Each line should be copied exactly.
[Begin]
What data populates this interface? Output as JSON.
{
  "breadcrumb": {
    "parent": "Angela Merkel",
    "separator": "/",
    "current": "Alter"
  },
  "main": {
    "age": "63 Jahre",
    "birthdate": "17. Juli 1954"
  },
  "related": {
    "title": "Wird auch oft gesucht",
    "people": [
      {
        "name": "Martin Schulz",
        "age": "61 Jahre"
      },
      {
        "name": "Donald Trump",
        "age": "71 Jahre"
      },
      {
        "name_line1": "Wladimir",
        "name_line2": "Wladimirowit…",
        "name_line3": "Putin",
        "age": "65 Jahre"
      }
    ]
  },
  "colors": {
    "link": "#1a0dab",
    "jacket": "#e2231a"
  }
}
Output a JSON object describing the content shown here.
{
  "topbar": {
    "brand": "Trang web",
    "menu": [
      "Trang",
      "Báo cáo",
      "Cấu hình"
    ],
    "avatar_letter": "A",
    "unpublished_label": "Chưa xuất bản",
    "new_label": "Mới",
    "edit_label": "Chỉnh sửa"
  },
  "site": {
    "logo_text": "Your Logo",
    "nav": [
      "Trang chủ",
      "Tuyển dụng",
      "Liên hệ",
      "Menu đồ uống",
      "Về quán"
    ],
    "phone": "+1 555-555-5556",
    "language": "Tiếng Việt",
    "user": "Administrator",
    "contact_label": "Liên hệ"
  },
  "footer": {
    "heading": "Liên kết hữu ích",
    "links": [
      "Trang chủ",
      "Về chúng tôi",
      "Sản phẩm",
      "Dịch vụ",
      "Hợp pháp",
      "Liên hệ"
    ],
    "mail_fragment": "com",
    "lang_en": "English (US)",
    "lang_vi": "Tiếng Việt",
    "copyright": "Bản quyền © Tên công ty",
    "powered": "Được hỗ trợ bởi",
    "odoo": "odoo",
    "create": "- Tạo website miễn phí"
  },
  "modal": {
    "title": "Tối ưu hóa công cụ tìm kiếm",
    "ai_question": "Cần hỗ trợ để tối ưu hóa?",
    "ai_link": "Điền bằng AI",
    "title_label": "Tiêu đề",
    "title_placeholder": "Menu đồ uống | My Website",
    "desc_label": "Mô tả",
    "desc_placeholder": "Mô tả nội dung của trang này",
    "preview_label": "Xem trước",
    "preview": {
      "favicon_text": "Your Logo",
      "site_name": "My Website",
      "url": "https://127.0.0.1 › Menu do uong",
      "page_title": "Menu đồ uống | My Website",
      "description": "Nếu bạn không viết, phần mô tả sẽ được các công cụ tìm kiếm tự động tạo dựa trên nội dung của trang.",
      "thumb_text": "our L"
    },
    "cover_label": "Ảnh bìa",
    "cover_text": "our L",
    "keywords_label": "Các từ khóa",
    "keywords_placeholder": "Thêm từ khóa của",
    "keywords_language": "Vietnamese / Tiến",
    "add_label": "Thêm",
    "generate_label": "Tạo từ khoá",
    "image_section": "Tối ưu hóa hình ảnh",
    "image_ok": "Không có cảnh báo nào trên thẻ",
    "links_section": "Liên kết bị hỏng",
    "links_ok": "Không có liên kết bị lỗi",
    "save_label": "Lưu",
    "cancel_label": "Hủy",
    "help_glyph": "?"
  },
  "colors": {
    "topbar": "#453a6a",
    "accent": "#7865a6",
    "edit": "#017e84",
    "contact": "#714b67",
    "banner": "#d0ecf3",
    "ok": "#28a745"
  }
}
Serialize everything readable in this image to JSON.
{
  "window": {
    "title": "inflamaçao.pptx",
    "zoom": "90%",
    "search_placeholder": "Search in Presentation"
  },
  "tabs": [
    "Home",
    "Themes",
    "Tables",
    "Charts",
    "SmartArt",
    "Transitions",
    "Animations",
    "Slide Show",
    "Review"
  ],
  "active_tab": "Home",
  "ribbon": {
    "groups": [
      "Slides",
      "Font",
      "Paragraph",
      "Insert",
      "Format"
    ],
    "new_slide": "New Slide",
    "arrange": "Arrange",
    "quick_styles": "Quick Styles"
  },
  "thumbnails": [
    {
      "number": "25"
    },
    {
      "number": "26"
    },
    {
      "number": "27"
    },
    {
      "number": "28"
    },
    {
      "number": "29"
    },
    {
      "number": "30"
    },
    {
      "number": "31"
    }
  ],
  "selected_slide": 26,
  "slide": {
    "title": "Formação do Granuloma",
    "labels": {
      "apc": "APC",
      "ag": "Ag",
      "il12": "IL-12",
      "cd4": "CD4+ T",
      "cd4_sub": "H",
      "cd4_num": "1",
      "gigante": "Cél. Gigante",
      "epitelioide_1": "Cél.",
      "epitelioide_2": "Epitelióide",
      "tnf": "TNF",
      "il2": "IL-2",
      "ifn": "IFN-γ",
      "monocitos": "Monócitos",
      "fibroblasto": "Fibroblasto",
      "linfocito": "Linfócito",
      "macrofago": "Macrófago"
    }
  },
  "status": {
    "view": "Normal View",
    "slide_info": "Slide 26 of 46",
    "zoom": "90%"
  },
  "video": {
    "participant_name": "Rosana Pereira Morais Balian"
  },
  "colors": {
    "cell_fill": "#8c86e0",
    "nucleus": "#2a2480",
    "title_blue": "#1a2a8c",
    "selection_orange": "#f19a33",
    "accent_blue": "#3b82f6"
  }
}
[End]
SOLUTION TO THIS EXERCISE —
What data populates this interface? Output as JSON.
{
  "breadcrumb": {
    "parent": "Angela Merkel",
    "separator": "/",
    "current": "Alter"
  },
  "main": {
    "age": "63 Jahre",
    "birthdate": "17. Juli 1954"
  },
  "related": {
    "title": "Wird auch oft gesucht",
    "people": [
      {
        "name": "Martin Schulz",
        "age": "61 Jahre"
      },
      {
        "name": "Donald Trump",
        "age": "71 Jahre"
      },
      {
        "name_line1": "Wladimir",
        "name_line2": "Wladimirowit…",
        "name_line3": "Putin",
        "age": "65 Jahre"
      }
    ]
  },
  "colors": {
    "link": "#1a0dab",
    "jacket": "#e2231a"
  }
}
Output a JSON object describing the content shown here.
{
  "topbar": {
    "brand": "Trang web",
    "menu": [
      "Trang",
      "Báo cáo",
      "Cấu hình"
    ],
    "avatar_letter": "A",
    "unpublished_label": "Chưa xuất bản",
    "new_label": "Mới",
    "edit_label": "Chỉnh sửa"
  },
  "site": {
    "logo_text": "Your Logo",
    "nav": [
      "Trang chủ",
      "Tuyển dụng",
      "Liên hệ",
      "Menu đồ uống",
      "Về quán"
    ],
    "phone": "+1 555-555-5556",
    "language": "Tiếng Việt",
    "user": "Administrator",
    "contact_label": "Liên hệ"
  },
  "footer": {
    "heading": "Liên kết hữu ích",
    "links": [
      "Trang chủ",
      "Về chúng tôi",
      "Sản phẩm",
      "Dịch vụ",
      "Hợp pháp",
      "Liên hệ"
    ],
    "mail_fragment": "com",
    "lang_en": "English (US)",
    "lang_vi": "Tiếng Việt",
    "copyright": "Bản quyền © Tên công ty",
    "powered": "Được hỗ trợ bởi",
    "odoo": "odoo",
    "create": "- Tạo website miễn phí"
  },
  "modal": {
    "title": "Tối ưu hóa công cụ tìm kiếm",
    "ai_question": "Cần hỗ trợ để tối ưu hóa?",
    "ai_link": "Điền bằng AI",
    "title_label": "Tiêu đề",
    "title_placeholder": "Menu đồ uống | My Website",
    "desc_label": "Mô tả",
    "desc_placeholder": "Mô tả nội dung của trang này",
    "preview_label": "Xem trước",
    "preview": {
      "favicon_text": "Your Logo",
      "site_name": "My Website",
      "url": "https://127.0.0.1 › Menu do uong",
      "page_title": "Menu đồ uống | My Website",
      "description": "Nếu bạn không viết, phần mô tả sẽ được các công cụ tìm kiếm tự động tạo dựa trên nội dung của trang.",
      "thumb_text": "our L"
    },
    "cover_label": "Ảnh bìa",
    "cover_text": "our L",
    "keywords_label": "Các từ khóa",
    "keywords_placeholder": "Thêm từ khóa của",
    "keywords_language": "Vietnamese / Tiến",
    "add_label": "Thêm",
    "generate_label": "Tạo từ khoá",
    "image_section": "Tối ưu hóa hình ảnh",
    "image_ok": "Không có cảnh báo nào trên thẻ",
    "links_section": "Liên kết bị hỏng",
    "links_ok": "Không có liên kết bị lỗi",
    "save_label": "Lưu",
    "cancel_label": "Hủy",
    "help_glyph": "?"
  },
  "colors": {
    "topbar": "#453a6a",
    "accent": "#7865a6",
    "edit": "#017e84",
    "contact": "#714b67",
    "banner": "#d0ecf3",
    "ok": "#28a745"
  }
}
Serialize everything readable in this image to JSON.
{
  "window": {
    "title": "inflamaçao.pptx",
    "zoom": "90%",
    "search_placeholder": "Search in Presentation"
  },
  "tabs": [
    "Home",
    "Themes",
    "Tables",
    "Charts",
    "SmartArt",
    "Transitions",
    "Animations",
    "Slide Show",
    "Review"
  ],
  "active_tab": "Home",
  "ribbon": {
    "groups": [
      "Slides",
      "Font",
      "Paragraph",
      "Insert",
      "Format"
    ],
    "new_slide": "New Slide",
    "arrange": "Arrange",
    "quick_styles": "Quick Styles"
  },
  "thumbnails": [
    {
      "number": "25"
    },
    {
      "number": "26"
    },
    {
      "number": "27"
    },
    {
      "number": "28"
    },
    {
      "number": "29"
    },
    {
      "number": "30"
    },
    {
      "number": "31"
    }
  ],
  "selected_slide": 26,
  "slide": {
    "title": "Formação do Granuloma",
    "labels": {
      "apc": "APC",
      "ag": "Ag",
      "il12": "IL-12",
      "cd4": "CD4+ T",
      "cd4_sub": "H",
      "cd4_num": "1",
      "gigante": "Cél. Gigante",
      "epitelioide_1": "Cél.",
      "epitelioide_2": "Epitelióide",
      "tnf": "TNF",
      "il2": "IL-2",
      "ifn": "IFN-γ",
      "monocitos": "Monócitos",
      "fibroblasto": "Fibroblasto",
      "linfocito": "Linfócito",
      "macrofago": "Macrófago"
    }
  },
  "status": {
    "view": "Normal View",
    "slide_info": "Slide 26 of 46",
    "zoom": "90%"
  },
  "video": {
    "participant_name": "Rosana Pereira Morais Balian"
  },
  "colors": {
    "cell_fill": "#8c86e0",
    "nucleus": "#2a2480",
    "title_blue": "#1a2a8c",
    "selection_orange": "#f19a33",
    "accent_blue": "#3b82f6"
  }
}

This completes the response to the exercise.